§ **What you should do**: Read the listing below and copy out every line that holds "github".

[START OF Dataset records]

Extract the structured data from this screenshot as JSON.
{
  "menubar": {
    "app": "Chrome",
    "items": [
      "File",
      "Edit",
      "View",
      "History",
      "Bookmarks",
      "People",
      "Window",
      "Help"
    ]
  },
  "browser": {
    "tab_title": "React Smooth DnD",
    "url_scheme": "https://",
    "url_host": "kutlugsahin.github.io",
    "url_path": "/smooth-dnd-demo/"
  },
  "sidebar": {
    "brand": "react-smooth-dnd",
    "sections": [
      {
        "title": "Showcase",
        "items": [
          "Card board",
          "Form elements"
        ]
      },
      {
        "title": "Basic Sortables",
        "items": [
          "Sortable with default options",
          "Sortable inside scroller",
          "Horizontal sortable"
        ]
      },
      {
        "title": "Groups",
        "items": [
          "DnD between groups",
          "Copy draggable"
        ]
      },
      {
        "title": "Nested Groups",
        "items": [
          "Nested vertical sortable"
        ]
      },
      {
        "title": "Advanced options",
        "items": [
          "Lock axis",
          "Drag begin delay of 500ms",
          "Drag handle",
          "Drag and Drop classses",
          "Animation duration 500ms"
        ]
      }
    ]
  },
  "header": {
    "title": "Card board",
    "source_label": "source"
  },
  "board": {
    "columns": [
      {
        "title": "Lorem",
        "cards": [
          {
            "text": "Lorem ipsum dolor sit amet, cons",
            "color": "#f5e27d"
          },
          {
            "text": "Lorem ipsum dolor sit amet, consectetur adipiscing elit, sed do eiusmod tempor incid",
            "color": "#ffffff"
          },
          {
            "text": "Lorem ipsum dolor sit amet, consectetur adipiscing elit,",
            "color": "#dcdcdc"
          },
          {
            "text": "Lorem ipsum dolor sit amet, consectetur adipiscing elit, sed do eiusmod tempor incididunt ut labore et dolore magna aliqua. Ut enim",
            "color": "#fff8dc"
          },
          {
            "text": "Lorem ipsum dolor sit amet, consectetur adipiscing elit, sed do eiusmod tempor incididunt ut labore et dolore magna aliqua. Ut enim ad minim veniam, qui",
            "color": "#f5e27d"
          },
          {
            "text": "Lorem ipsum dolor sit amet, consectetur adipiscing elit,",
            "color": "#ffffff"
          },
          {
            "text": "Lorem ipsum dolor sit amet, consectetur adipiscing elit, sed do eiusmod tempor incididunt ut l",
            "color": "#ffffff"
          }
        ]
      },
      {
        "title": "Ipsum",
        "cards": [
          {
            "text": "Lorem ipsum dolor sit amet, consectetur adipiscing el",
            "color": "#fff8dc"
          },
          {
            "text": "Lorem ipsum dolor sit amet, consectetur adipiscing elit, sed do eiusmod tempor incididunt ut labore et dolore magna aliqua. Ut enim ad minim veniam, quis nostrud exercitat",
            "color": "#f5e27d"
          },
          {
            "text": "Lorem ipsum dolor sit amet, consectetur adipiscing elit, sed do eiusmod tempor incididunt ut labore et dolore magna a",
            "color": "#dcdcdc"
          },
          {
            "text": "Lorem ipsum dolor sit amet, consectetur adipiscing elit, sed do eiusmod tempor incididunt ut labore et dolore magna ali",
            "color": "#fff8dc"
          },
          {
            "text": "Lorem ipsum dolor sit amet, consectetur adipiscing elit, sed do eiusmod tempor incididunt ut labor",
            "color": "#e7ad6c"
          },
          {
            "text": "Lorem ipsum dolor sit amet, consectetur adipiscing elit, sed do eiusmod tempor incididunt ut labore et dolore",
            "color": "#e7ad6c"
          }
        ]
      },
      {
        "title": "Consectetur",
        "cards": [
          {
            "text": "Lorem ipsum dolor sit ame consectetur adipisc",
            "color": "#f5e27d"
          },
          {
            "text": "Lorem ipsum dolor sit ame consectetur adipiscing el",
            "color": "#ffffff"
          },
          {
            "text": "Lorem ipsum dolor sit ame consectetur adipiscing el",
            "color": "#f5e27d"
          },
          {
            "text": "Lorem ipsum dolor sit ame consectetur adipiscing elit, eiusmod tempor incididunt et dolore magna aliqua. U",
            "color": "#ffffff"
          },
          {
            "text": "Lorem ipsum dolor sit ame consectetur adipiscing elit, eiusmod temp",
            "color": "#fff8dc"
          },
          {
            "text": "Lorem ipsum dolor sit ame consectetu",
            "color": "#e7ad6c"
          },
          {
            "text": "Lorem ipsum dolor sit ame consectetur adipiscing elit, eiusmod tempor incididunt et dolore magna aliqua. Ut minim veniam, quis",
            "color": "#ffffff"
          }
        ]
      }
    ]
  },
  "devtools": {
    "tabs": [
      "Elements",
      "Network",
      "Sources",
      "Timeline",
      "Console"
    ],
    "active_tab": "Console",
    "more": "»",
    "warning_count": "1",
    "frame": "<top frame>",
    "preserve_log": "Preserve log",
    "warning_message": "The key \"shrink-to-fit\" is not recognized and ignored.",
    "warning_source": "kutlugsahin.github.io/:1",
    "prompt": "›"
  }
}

[END OF Dataset records]

§ **Solution to the exercise**:
    "url_host": "kutlugsahin.github.io",
    "warning_source": "kutlugsahin.github.io/:1",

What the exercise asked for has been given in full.